*Exercise aim*. Look through the records and report how many lines include the word "Третий", with no other words.

*Task material*.

## Begin

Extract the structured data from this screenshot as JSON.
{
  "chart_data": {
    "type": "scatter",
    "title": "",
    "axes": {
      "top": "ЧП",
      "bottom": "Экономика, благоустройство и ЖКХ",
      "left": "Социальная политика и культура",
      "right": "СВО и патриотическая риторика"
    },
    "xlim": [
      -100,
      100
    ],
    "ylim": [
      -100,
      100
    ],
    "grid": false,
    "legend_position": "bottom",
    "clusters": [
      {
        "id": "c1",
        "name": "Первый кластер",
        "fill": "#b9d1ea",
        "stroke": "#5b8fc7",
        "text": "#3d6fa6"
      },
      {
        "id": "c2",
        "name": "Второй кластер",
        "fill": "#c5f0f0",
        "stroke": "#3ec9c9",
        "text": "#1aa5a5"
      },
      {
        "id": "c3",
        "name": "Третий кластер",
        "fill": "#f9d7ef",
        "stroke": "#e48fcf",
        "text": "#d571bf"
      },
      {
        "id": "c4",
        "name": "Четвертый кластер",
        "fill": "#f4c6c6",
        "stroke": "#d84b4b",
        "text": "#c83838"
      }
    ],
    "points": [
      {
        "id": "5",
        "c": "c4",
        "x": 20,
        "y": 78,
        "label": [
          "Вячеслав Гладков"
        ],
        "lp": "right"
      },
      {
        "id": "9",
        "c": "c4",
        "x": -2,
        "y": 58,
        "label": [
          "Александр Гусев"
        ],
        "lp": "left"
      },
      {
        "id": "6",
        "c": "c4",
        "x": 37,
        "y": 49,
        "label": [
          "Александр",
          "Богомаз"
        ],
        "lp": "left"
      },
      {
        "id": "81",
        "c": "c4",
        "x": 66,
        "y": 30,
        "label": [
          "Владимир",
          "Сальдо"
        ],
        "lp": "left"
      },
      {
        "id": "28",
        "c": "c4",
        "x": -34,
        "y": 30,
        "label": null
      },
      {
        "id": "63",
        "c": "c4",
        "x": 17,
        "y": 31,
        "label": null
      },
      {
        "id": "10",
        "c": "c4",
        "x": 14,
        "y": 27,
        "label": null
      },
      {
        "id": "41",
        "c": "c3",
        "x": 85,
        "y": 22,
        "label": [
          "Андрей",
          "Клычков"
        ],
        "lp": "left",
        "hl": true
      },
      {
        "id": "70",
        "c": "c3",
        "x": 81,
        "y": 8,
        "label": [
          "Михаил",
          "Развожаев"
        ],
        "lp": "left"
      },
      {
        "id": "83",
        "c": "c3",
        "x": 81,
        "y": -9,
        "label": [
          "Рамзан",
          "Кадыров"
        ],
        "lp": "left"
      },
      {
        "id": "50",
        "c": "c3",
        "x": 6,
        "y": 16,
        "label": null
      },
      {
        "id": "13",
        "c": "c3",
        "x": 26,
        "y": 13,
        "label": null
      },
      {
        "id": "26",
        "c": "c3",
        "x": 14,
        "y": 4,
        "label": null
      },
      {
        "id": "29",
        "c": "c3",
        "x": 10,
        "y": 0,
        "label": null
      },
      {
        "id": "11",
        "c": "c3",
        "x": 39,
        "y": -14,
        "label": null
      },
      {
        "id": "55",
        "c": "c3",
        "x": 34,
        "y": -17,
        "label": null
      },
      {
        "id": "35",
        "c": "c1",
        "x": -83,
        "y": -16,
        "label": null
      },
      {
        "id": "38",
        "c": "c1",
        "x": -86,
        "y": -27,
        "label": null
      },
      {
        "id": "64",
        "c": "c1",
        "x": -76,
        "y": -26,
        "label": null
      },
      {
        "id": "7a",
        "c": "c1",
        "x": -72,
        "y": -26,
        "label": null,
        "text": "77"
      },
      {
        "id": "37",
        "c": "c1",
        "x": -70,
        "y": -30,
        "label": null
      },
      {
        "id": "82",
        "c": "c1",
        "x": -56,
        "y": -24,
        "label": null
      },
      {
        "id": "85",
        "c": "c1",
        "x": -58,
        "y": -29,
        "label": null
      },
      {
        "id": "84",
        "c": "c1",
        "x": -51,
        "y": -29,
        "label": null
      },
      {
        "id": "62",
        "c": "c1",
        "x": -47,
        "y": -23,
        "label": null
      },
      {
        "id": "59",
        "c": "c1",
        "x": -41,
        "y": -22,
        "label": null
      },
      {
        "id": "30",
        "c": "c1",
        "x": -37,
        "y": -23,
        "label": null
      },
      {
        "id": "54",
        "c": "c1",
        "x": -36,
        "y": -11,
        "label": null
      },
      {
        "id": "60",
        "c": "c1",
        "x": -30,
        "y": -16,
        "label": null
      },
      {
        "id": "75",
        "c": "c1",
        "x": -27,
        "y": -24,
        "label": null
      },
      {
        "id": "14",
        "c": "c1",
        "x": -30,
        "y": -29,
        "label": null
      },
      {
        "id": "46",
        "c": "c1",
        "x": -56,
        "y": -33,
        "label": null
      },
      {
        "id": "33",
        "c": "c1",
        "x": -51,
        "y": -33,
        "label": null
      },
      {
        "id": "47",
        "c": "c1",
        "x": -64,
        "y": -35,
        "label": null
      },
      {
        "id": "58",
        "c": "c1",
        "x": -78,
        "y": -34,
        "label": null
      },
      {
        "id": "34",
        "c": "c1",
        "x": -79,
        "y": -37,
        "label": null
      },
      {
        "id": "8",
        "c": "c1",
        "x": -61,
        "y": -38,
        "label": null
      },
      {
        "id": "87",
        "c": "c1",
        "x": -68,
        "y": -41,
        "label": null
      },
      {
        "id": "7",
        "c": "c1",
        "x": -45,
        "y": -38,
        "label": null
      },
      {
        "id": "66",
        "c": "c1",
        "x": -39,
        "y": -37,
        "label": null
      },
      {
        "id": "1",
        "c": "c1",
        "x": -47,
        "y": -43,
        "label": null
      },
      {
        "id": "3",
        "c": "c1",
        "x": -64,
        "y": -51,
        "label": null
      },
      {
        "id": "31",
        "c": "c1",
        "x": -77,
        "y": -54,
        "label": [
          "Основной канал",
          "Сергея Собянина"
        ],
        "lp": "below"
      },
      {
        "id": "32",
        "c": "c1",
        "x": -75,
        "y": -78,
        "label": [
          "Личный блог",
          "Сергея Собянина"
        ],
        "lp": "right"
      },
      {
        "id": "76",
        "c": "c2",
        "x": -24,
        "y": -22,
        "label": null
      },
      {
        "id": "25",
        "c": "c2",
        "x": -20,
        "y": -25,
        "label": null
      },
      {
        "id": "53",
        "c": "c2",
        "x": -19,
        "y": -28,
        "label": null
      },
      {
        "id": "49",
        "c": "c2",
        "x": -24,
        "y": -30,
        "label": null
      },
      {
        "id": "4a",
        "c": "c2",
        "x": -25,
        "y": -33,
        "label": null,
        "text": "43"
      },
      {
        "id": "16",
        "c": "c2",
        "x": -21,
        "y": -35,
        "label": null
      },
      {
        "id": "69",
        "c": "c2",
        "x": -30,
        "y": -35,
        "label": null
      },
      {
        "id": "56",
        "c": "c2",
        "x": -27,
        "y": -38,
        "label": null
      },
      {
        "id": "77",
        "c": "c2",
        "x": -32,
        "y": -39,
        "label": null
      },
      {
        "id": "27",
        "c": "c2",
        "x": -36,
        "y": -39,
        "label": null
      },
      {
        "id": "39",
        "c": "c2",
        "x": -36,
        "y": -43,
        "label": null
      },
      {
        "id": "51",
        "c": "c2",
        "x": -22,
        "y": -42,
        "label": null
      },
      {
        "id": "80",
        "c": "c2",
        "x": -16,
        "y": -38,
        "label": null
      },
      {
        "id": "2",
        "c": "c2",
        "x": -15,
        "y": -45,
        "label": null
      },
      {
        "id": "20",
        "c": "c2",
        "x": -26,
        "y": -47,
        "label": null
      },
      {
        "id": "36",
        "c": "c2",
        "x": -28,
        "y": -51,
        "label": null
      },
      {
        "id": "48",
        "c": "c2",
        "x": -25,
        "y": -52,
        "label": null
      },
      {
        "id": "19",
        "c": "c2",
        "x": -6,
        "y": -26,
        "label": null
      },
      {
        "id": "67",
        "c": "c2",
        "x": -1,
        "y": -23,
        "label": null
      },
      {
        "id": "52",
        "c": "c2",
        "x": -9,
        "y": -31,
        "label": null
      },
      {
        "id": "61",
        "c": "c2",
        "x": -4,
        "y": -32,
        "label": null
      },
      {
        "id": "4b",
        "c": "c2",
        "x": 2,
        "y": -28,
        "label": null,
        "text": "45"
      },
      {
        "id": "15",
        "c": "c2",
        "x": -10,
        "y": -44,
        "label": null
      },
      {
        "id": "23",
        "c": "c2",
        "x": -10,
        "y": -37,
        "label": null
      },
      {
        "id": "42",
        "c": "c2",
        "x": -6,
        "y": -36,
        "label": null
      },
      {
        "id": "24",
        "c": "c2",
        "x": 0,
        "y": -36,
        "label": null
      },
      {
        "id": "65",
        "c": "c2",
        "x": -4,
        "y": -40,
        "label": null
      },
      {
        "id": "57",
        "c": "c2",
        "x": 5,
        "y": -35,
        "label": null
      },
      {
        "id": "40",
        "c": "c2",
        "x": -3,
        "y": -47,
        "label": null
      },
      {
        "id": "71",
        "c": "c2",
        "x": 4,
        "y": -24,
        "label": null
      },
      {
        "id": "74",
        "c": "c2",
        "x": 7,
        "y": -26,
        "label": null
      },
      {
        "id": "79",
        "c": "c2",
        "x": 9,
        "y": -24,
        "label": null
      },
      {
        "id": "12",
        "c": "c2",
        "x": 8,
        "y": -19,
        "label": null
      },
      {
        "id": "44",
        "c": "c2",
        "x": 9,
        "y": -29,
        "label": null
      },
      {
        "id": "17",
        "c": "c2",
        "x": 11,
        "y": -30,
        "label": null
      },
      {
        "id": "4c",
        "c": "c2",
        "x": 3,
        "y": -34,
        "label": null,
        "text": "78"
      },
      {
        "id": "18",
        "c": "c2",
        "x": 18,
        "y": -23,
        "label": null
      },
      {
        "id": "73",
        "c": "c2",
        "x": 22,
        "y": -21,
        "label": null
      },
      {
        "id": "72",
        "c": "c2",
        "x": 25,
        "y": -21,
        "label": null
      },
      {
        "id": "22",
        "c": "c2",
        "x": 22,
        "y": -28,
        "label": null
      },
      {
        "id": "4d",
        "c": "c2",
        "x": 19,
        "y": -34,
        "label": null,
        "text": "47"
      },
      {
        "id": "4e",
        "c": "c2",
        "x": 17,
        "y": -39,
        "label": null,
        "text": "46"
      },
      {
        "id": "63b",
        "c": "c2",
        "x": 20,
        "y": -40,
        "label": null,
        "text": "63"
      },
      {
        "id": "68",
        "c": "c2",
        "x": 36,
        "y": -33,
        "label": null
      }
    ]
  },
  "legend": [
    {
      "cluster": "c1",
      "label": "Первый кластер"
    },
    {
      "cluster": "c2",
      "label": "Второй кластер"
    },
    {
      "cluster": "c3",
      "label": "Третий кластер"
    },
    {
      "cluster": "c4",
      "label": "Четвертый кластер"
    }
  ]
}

## End

*Complete answer*. 2